● EXERCISE GOAL: Where a line of the material contains the string "screenshot", copy that line.

● Collected data entries:

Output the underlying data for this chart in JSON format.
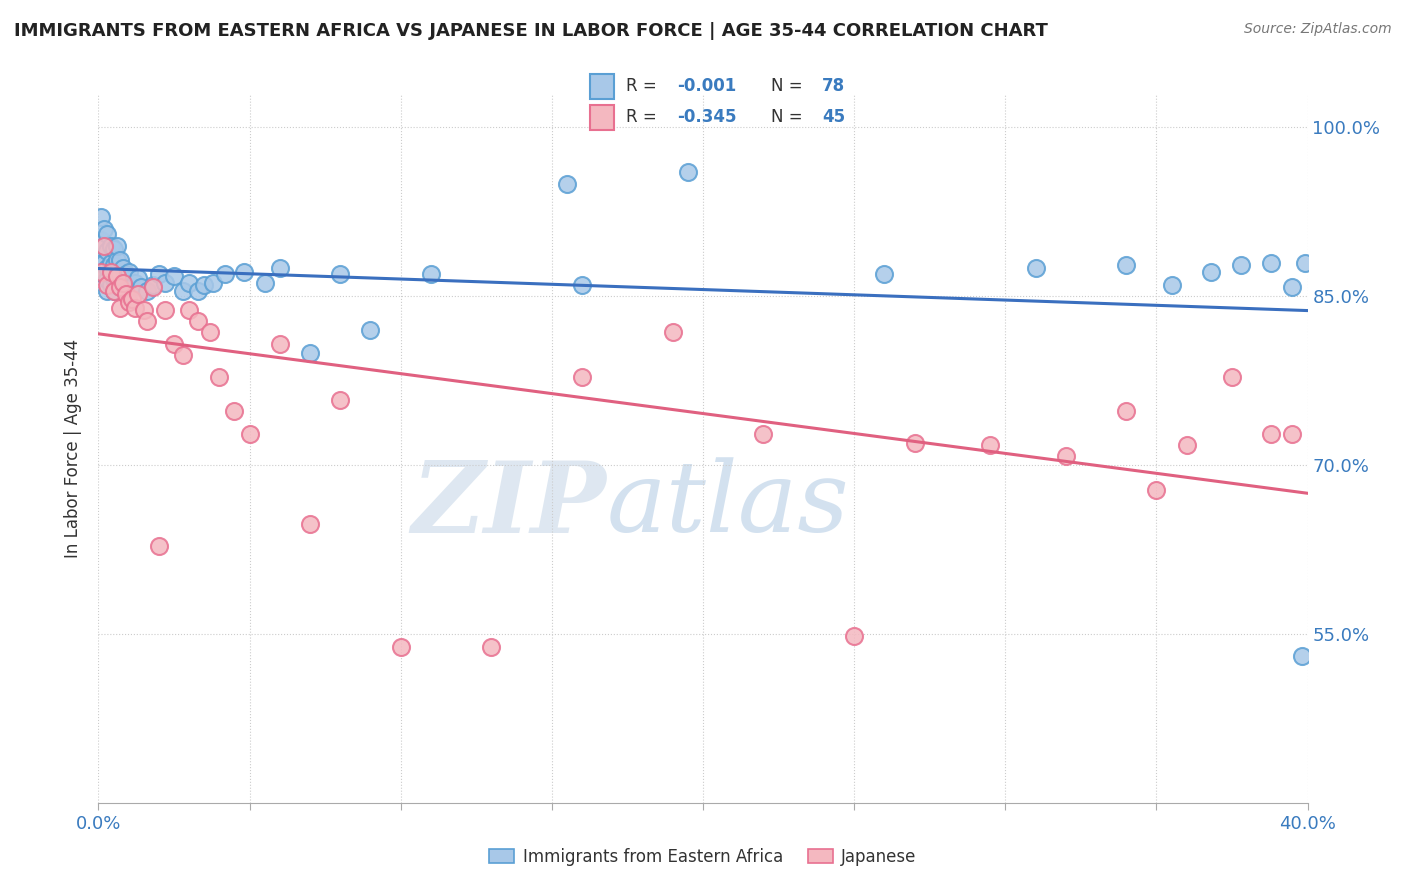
{
  "title": "IMMIGRANTS FROM EASTERN AFRICA VS JAPANESE IN LABOR FORCE | AGE 35-44 CORRELATION CHART",
  "source": "Source: ZipAtlas.com",
  "ylabel": "In Labor Force | Age 35-44",
  "xlim": [
    0.0,
    0.4
  ],
  "ylim": [
    0.4,
    1.03
  ],
  "xticks": [
    0.0,
    0.05,
    0.1,
    0.15,
    0.2,
    0.25,
    0.3,
    0.35,
    0.4
  ],
  "xticklabels": [
    "0.0%",
    "",
    "",
    "",
    "",
    "",
    "",
    "",
    "40.0%"
  ],
  "yticks": [
    0.55,
    0.7,
    0.85,
    1.0
  ],
  "yticklabels": [
    "55.0%",
    "70.0%",
    "85.0%",
    "100.0%"
  ],
  "blue_color": "#a8c8e8",
  "blue_edge_color": "#5a9fd4",
  "pink_color": "#f4b8c0",
  "pink_edge_color": "#e87090",
  "blue_line_color": "#3a6fbf",
  "pink_line_color": "#e06080",
  "legend_blue_label": "Immigrants from Eastern Africa",
  "legend_pink_label": "Japanese",
  "watermark_zip": "ZIP",
  "watermark_atlas": "atlas",
  "blue_x": [
    0.001,
    0.001,
    0.001,
    0.002,
    0.002,
    0.002,
    0.002,
    0.003,
    0.003,
    0.003,
    0.003,
    0.003,
    0.004,
    0.004,
    0.004,
    0.004,
    0.005,
    0.005,
    0.005,
    0.005,
    0.006,
    0.006,
    0.006,
    0.006,
    0.007,
    0.007,
    0.007,
    0.008,
    0.008,
    0.009,
    0.009,
    0.01,
    0.01,
    0.011,
    0.012,
    0.013,
    0.014,
    0.016,
    0.018,
    0.02,
    0.022,
    0.025,
    0.028,
    0.03,
    0.033,
    0.035,
    0.038,
    0.042,
    0.048,
    0.055,
    0.06,
    0.07,
    0.08,
    0.09,
    0.11,
    0.155,
    0.16,
    0.195,
    0.26,
    0.31,
    0.34,
    0.355,
    0.368,
    0.378,
    0.388,
    0.395,
    0.398,
    0.399
  ],
  "blue_y": [
    0.88,
    0.9,
    0.92,
    0.87,
    0.88,
    0.895,
    0.91,
    0.855,
    0.865,
    0.875,
    0.89,
    0.905,
    0.86,
    0.87,
    0.88,
    0.895,
    0.855,
    0.865,
    0.878,
    0.892,
    0.86,
    0.872,
    0.882,
    0.895,
    0.858,
    0.87,
    0.882,
    0.86,
    0.875,
    0.858,
    0.87,
    0.86,
    0.872,
    0.858,
    0.862,
    0.866,
    0.858,
    0.855,
    0.86,
    0.87,
    0.862,
    0.868,
    0.855,
    0.862,
    0.855,
    0.86,
    0.862,
    0.87,
    0.872,
    0.862,
    0.875,
    0.8,
    0.87,
    0.82,
    0.87,
    0.95,
    0.86,
    0.96,
    0.87,
    0.875,
    0.878,
    0.86,
    0.872,
    0.878,
    0.88,
    0.858,
    0.53,
    0.88
  ],
  "pink_x": [
    0.001,
    0.002,
    0.003,
    0.004,
    0.005,
    0.006,
    0.007,
    0.007,
    0.008,
    0.009,
    0.01,
    0.011,
    0.012,
    0.013,
    0.015,
    0.016,
    0.018,
    0.02,
    0.022,
    0.025,
    0.028,
    0.03,
    0.033,
    0.037,
    0.04,
    0.045,
    0.05,
    0.06,
    0.07,
    0.08,
    0.1,
    0.13,
    0.16,
    0.19,
    0.22,
    0.25,
    0.27,
    0.295,
    0.32,
    0.34,
    0.35,
    0.36,
    0.375,
    0.388,
    0.395
  ],
  "pink_y": [
    0.872,
    0.895,
    0.86,
    0.872,
    0.855,
    0.868,
    0.858,
    0.84,
    0.862,
    0.852,
    0.845,
    0.848,
    0.84,
    0.852,
    0.838,
    0.828,
    0.858,
    0.628,
    0.838,
    0.808,
    0.798,
    0.838,
    0.828,
    0.818,
    0.778,
    0.748,
    0.728,
    0.808,
    0.648,
    0.758,
    0.538,
    0.538,
    0.778,
    0.818,
    0.728,
    0.548,
    0.72,
    0.718,
    0.708,
    0.748,
    0.678,
    0.718,
    0.778,
    0.728,
    0.728
  ]
}
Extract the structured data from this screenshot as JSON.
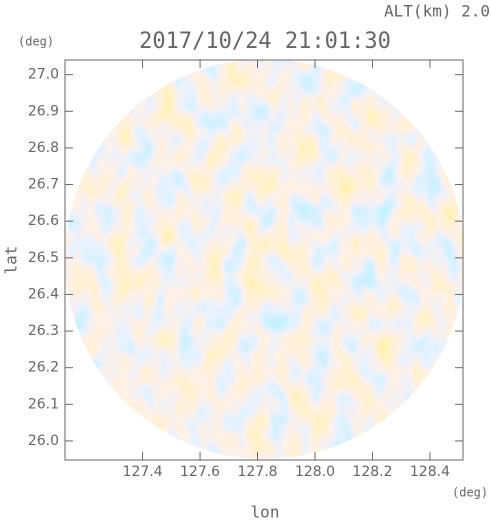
{
  "chart_data": {
    "type": "radar-ppi",
    "title": "2017/10/24 21:01:30",
    "subtitle": "ALT(km) 2.0",
    "x_label": "lon",
    "y_label": "lat",
    "x_unit": "(deg)",
    "y_unit": "(deg)",
    "xlim": [
      127.13,
      128.515
    ],
    "ylim": [
      25.948,
      27.04
    ],
    "xticks": [
      127.4,
      127.6,
      127.8,
      {
        "value": 128.0,
        "label": "128.0"
      },
      128.2,
      128.4
    ],
    "yticks": [
      {
        "value": 26.0,
        "label": "26.0"
      },
      26.1,
      26.2,
      26.3,
      26.4,
      26.5,
      26.6,
      26.7,
      26.8,
      26.9,
      {
        "value": 27.0,
        "label": "27.0"
      }
    ]
  }
}
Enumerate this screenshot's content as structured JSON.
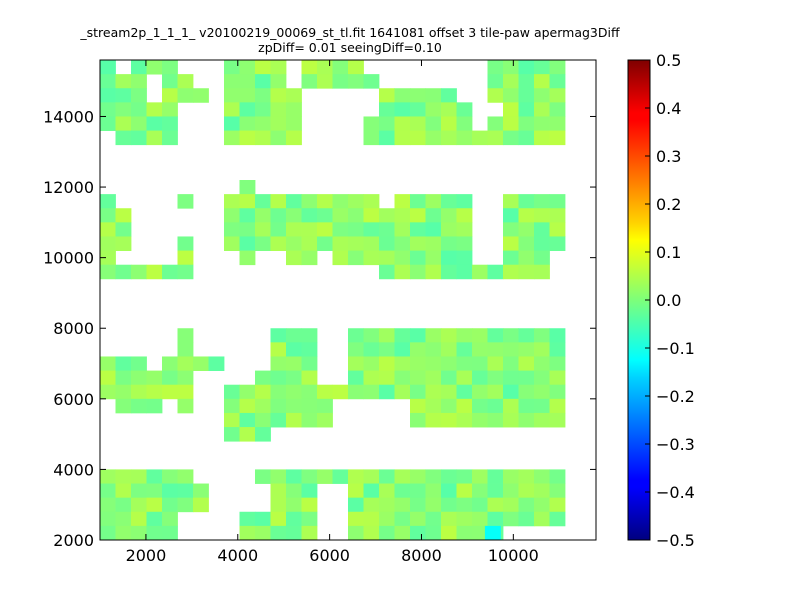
{
  "chart_data": {
    "type": "heatmap",
    "title_line1": "_stream2p_1_1_1_ v20100219_00069_st_tl.fit 1641081 offset 3 tile-paw apermag3Diff",
    "title_line2": "zpDiff= 0.01 seeingDiff=0.10",
    "xlabel": "",
    "ylabel": "",
    "xlim": [
      1000,
      11800
    ],
    "ylim": [
      2000,
      15600
    ],
    "xticks": [
      2000,
      4000,
      6000,
      8000,
      10000
    ],
    "yticks": [
      2000,
      4000,
      6000,
      8000,
      10000,
      12000,
      14000
    ],
    "colorbar": {
      "colormap": "jet",
      "range": [
        -0.5,
        0.5
      ],
      "ticks": [
        "0.5",
        "0.4",
        "0.3",
        "0.2",
        "0.1",
        "0.0",
        "−0.1",
        "−0.2",
        "−0.3",
        "−0.4",
        "−0.5"
      ]
    },
    "cell_size": [
      337.5,
      400
    ],
    "cells_note": "values approximately 0.0 to 0.05 (green); one cyan cell near -0.12",
    "rows": [
      {
        "y": 15400,
        "cols": [
          0,
          2,
          3,
          4,
          8,
          9,
          10,
          11,
          13,
          14,
          15,
          16,
          25,
          26,
          27,
          28,
          29
        ]
      },
      {
        "y": 15000,
        "cols": [
          0,
          1,
          2,
          4,
          5,
          8,
          9,
          10,
          11,
          13,
          14,
          15,
          16,
          17,
          25,
          26,
          27,
          28,
          29
        ]
      },
      {
        "y": 14600,
        "cols": [
          0,
          1,
          2,
          4,
          5,
          6,
          8,
          9,
          10,
          11,
          12,
          18,
          19,
          20,
          21,
          22,
          25,
          26,
          27,
          28,
          29
        ]
      },
      {
        "y": 14200,
        "cols": [
          0,
          1,
          2,
          3,
          4,
          8,
          9,
          10,
          11,
          12,
          18,
          19,
          20,
          21,
          22,
          23,
          26,
          27,
          28,
          29
        ]
      },
      {
        "y": 13800,
        "cols": [
          0,
          1,
          2,
          3,
          4,
          8,
          9,
          10,
          11,
          12,
          17,
          18,
          19,
          20,
          21,
          22,
          23,
          25,
          26,
          27,
          28,
          29
        ]
      },
      {
        "y": 13400,
        "cols": [
          1,
          2,
          3,
          4,
          8,
          9,
          10,
          11,
          12,
          17,
          18,
          19,
          20,
          21,
          22,
          23,
          24,
          25,
          26,
          27,
          28,
          29
        ]
      },
      {
        "y": 12000,
        "cols": [
          9
        ]
      },
      {
        "y": 11600,
        "cols": [
          0,
          5,
          8,
          9,
          10,
          11,
          12,
          13,
          14,
          15,
          16,
          17,
          19,
          20,
          21,
          22,
          23,
          26,
          27,
          28,
          29
        ]
      },
      {
        "y": 11200,
        "cols": [
          0,
          1,
          8,
          9,
          10,
          11,
          12,
          13,
          14,
          15,
          16,
          17,
          18,
          19,
          20,
          21,
          22,
          23,
          26,
          27,
          28,
          29
        ]
      },
      {
        "y": 10800,
        "cols": [
          0,
          1,
          8,
          9,
          10,
          11,
          12,
          13,
          14,
          15,
          16,
          17,
          18,
          19,
          20,
          21,
          22,
          23,
          26,
          27,
          28,
          29
        ]
      },
      {
        "y": 10400,
        "cols": [
          0,
          1,
          5,
          8,
          9,
          10,
          11,
          12,
          13,
          14,
          15,
          16,
          17,
          18,
          19,
          20,
          21,
          22,
          23,
          26,
          27,
          28,
          29
        ]
      },
      {
        "y": 10000,
        "cols": [
          0,
          5,
          9,
          12,
          13,
          15,
          16,
          17,
          18,
          19,
          20,
          21,
          22,
          23,
          26,
          27,
          28
        ]
      },
      {
        "y": 9600,
        "cols": [
          0,
          1,
          2,
          3,
          4,
          5,
          18,
          19,
          20,
          21,
          22,
          23,
          24,
          25,
          26,
          27,
          28
        ]
      },
      {
        "y": 7800,
        "cols": [
          5,
          11,
          12,
          13,
          16,
          17,
          18,
          19,
          20,
          21,
          22,
          23,
          24,
          25,
          26,
          27,
          28,
          29
        ]
      },
      {
        "y": 7400,
        "cols": [
          5,
          11,
          12,
          13,
          16,
          17,
          18,
          19,
          20,
          21,
          22,
          23,
          24,
          25,
          26,
          27,
          28,
          29
        ]
      },
      {
        "y": 7000,
        "cols": [
          0,
          1,
          2,
          4,
          5,
          6,
          7,
          11,
          12,
          13,
          16,
          17,
          18,
          19,
          20,
          21,
          22,
          23,
          24,
          25,
          26,
          27,
          28,
          29
        ]
      },
      {
        "y": 6600,
        "cols": [
          0,
          1,
          2,
          3,
          4,
          5,
          10,
          11,
          12,
          13,
          16,
          17,
          18,
          19,
          20,
          21,
          22,
          23,
          24,
          25,
          26,
          27,
          28,
          29
        ]
      },
      {
        "y": 6200,
        "cols": [
          0,
          1,
          2,
          3,
          4,
          5,
          8,
          9,
          10,
          11,
          12,
          13,
          14,
          15,
          16,
          17,
          18,
          19,
          20,
          21,
          22,
          23,
          24,
          25,
          26,
          27,
          28,
          29
        ]
      },
      {
        "y": 5800,
        "cols": [
          1,
          2,
          3,
          5,
          8,
          9,
          10,
          11,
          12,
          13,
          14,
          20,
          21,
          22,
          23,
          24,
          25,
          26,
          27,
          28,
          29
        ]
      },
      {
        "y": 5400,
        "cols": [
          8,
          9,
          10,
          11,
          12,
          13,
          14,
          20,
          21,
          22,
          23,
          24,
          25,
          26,
          27,
          28,
          29
        ]
      },
      {
        "y": 5000,
        "cols": [
          8,
          9,
          10
        ]
      },
      {
        "y": 3800,
        "cols": [
          0,
          1,
          2,
          3,
          4,
          5,
          10,
          11,
          12,
          13,
          14,
          15,
          16,
          17,
          18,
          19,
          20,
          21,
          22,
          23,
          24,
          25,
          26,
          27,
          28,
          29
        ]
      },
      {
        "y": 3400,
        "cols": [
          0,
          1,
          2,
          3,
          4,
          5,
          6,
          11,
          12,
          13,
          16,
          17,
          18,
          19,
          20,
          21,
          22,
          23,
          24,
          25,
          26,
          27,
          28,
          29
        ]
      },
      {
        "y": 3000,
        "cols": [
          0,
          1,
          2,
          3,
          4,
          5,
          6,
          11,
          12,
          13,
          16,
          17,
          18,
          19,
          20,
          21,
          22,
          23,
          24,
          25,
          26,
          27,
          28,
          29
        ]
      },
      {
        "y": 2600,
        "cols": [
          0,
          1,
          2,
          3,
          4,
          9,
          10,
          11,
          12,
          13,
          16,
          17,
          18,
          19,
          20,
          21,
          22,
          23,
          24,
          25,
          26,
          27,
          28,
          29
        ]
      },
      {
        "y": 2200,
        "cols": [
          0,
          1,
          2,
          3,
          4,
          9,
          10,
          11,
          12,
          13,
          16,
          17,
          18,
          19,
          20,
          21,
          22,
          23,
          24,
          25
        ]
      }
    ],
    "special_cells": [
      {
        "x": 9550,
        "y": 2200,
        "value": -0.12
      }
    ]
  }
}
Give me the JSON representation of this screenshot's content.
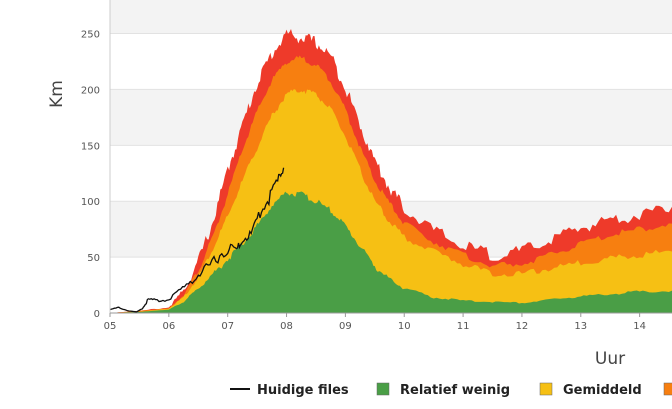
{
  "chart_data": {
    "type": "area",
    "xlabel": "Uur",
    "ylabel": "Km",
    "ylim": [
      0,
      280
    ],
    "xlim": [
      5,
      14.55
    ],
    "yticks": [
      0,
      50,
      100,
      150,
      200,
      250
    ],
    "xticks": [
      {
        "value": 5,
        "label": "05"
      },
      {
        "value": 6,
        "label": "06"
      },
      {
        "value": 7,
        "label": "07"
      },
      {
        "value": 8,
        "label": "08"
      },
      {
        "value": 9,
        "label": "09"
      },
      {
        "value": 10,
        "label": "10"
      },
      {
        "value": 11,
        "label": "11"
      },
      {
        "value": 12,
        "label": "12"
      },
      {
        "value": 13,
        "label": "13"
      },
      {
        "value": 14,
        "label": "14"
      }
    ],
    "grid": true,
    "legend_position": "bottom",
    "x": [
      5.0,
      5.5,
      6.0,
      6.25,
      6.5,
      6.75,
      7.0,
      7.25,
      7.5,
      7.75,
      8.0,
      8.25,
      8.5,
      8.75,
      9.0,
      9.25,
      9.5,
      9.75,
      10.0,
      10.5,
      11.0,
      11.5,
      12.0,
      12.5,
      13.0,
      13.5,
      14.0,
      14.55
    ],
    "series": [
      {
        "name": "Relatief weinig",
        "color": "#4a9e46",
        "values": [
          0,
          1,
          3,
          10,
          22,
          35,
          48,
          62,
          78,
          96,
          108,
          106,
          100,
          92,
          78,
          60,
          42,
          30,
          22,
          14,
          11,
          10,
          9,
          12,
          15,
          17,
          19,
          20
        ]
      },
      {
        "name": "Gemiddeld",
        "color": "#f6c014",
        "values": [
          0,
          1,
          4,
          14,
          32,
          58,
          86,
          118,
          148,
          176,
          196,
          200,
          196,
          182,
          158,
          128,
          100,
          82,
          68,
          55,
          44,
          35,
          35,
          40,
          45,
          49,
          52,
          55
        ]
      },
      {
        "name": "",
        "color": "#f77f10",
        "values": [
          0,
          2,
          4,
          16,
          38,
          68,
          106,
          146,
          180,
          208,
          225,
          228,
          222,
          208,
          182,
          148,
          118,
          98,
          80,
          64,
          52,
          42,
          44,
          52,
          62,
          70,
          75,
          80
        ]
      },
      {
        "name": "",
        "color": "#ee3a2a",
        "values": [
          0,
          2,
          5,
          20,
          46,
          82,
          128,
          168,
          206,
          232,
          250,
          246,
          242,
          230,
          202,
          168,
          136,
          112,
          94,
          74,
          60,
          52,
          55,
          66,
          76,
          84,
          88,
          95
        ]
      }
    ],
    "current": {
      "name": "Huidige files",
      "color": "#111111",
      "x": [
        5.0,
        5.15,
        5.3,
        5.45,
        5.55,
        5.65,
        5.8,
        6.0,
        6.2,
        6.4,
        6.6,
        6.8,
        7.0,
        7.15,
        7.25,
        7.4,
        7.55,
        7.7,
        7.85,
        7.95
      ],
      "values": [
        3,
        5,
        2,
        1,
        4,
        12,
        11,
        12,
        20,
        30,
        38,
        48,
        58,
        56,
        66,
        70,
        90,
        102,
        118,
        130
      ]
    },
    "legend": [
      "Huidige files",
      "Relatief weinig",
      "Gemiddeld"
    ]
  }
}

● FULL SOLUTION:
Extract the structured data from this screenshot as JSON.
Enumerate this screenshot's content as structured JSON.
Give me the JSON representation of this screenshot's content.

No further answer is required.